**PROVIDED DATA:**
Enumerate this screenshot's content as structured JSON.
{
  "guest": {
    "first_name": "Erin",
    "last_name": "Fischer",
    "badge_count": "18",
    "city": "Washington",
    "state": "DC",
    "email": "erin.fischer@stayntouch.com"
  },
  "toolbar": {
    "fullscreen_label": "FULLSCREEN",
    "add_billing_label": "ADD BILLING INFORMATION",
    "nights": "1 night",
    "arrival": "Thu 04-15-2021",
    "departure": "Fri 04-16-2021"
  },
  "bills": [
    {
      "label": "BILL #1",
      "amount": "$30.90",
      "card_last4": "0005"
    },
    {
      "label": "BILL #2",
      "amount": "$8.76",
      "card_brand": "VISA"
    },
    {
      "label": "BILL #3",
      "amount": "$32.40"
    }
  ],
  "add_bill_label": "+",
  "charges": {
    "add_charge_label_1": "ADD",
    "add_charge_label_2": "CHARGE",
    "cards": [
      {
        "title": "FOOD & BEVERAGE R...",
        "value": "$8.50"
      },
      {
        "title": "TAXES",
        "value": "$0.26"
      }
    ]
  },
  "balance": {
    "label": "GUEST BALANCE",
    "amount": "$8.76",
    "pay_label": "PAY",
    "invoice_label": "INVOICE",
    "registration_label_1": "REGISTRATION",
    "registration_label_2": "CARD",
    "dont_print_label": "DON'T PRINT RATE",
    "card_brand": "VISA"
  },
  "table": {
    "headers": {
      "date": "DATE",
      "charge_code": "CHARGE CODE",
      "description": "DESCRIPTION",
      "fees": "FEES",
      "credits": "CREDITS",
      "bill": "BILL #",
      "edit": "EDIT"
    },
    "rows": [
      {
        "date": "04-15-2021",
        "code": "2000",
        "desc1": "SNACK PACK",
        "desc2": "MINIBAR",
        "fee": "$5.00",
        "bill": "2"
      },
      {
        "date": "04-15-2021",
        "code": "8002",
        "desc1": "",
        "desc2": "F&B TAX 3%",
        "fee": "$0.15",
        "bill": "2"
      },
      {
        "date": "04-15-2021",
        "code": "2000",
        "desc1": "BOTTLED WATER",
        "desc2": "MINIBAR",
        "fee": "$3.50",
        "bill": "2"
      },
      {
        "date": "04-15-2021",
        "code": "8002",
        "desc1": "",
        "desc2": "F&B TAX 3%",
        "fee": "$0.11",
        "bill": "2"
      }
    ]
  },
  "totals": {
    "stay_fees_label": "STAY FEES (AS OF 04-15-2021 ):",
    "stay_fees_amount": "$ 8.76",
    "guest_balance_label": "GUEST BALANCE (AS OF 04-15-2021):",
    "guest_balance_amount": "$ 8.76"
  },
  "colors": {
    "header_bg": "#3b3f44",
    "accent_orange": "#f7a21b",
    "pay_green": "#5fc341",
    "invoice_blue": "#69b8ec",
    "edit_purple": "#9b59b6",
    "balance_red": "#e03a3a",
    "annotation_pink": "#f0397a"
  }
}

**WHAT YOU HAVE TO DO:** Repeat every record, exactly as written.

**FINAL RESULT:**
Enumerate this screenshot's content as structured JSON.
{
  "guest": {
    "first_name": "Erin",
    "last_name": "Fischer",
    "badge_count": "18",
    "city": "Washington",
    "state": "DC",
    "email": "erin.fischer@stayntouch.com"
  },
  "toolbar": {
    "fullscreen_label": "FULLSCREEN",
    "add_billing_label": "ADD BILLING INFORMATION",
    "nights": "1 night",
    "arrival": "Thu 04-15-2021",
    "departure": "Fri 04-16-2021"
  },
  "bills": [
    {
      "label": "BILL #1",
      "amount": "$30.90",
      "card_last4": "0005"
    },
    {
      "label": "BILL #2",
      "amount": "$8.76",
      "card_brand": "VISA"
    },
    {
      "label": "BILL #3",
      "amount": "$32.40"
    }
  ],
  "add_bill_label": "+",
  "charges": {
    "add_charge_label_1": "ADD",
    "add_charge_label_2": "CHARGE",
    "cards": [
      {
        "title": "FOOD & BEVERAGE R...",
        "value": "$8.50"
      },
      {
        "title": "TAXES",
        "value": "$0.26"
      }
    ]
  },
  "balance": {
    "label": "GUEST BALANCE",
    "amount": "$8.76",
    "pay_label": "PAY",
    "invoice_label": "INVOICE",
    "registration_label_1": "REGISTRATION",
    "registration_label_2": "CARD",
    "dont_print_label": "DON'T PRINT RATE",
    "card_brand": "VISA"
  },
  "table": {
    "headers": {
      "date": "DATE",
      "charge_code": "CHARGE CODE",
      "description": "DESCRIPTION",
      "fees": "FEES",
      "credits": "CREDITS",
      "bill": "BILL #",
      "edit": "EDIT"
    },
    "rows": [
      {
        "date": "04-15-2021",
        "code": "2000",
        "desc1": "SNACK PACK",
        "desc2": "MINIBAR",
        "fee": "$5.00",
        "bill": "2"
      },
      {
        "date": "04-15-2021",
        "code": "8002",
        "desc1": "",
        "desc2": "F&B TAX 3%",
        "fee": "$0.15",
        "bill": "2"
      },
      {
        "date": "04-15-2021",
        "code": "2000",
        "desc1": "BOTTLED WATER",
        "desc2": "MINIBAR",
        "fee": "$3.50",
        "bill": "2"
      },
      {
        "date": "04-15-2021",
        "code": "8002",
        "desc1": "",
        "desc2": "F&B TAX 3%",
        "fee": "$0.11",
        "bill": "2"
      }
    ]
  },
  "totals": {
    "stay_fees_label": "STAY FEES (AS OF 04-15-2021 ):",
    "stay_fees_amount": "$ 8.76",
    "guest_balance_label": "GUEST BALANCE (AS OF 04-15-2021):",
    "guest_balance_amount": "$ 8.76"
  },
  "colors": {
    "header_bg": "#3b3f44",
    "accent_orange": "#f7a21b",
    "pay_green": "#5fc341",
    "invoice_blue": "#69b8ec",
    "edit_purple": "#9b59b6",
    "balance_red": "#e03a3a",
    "annotation_pink": "#f0397a"
  }
}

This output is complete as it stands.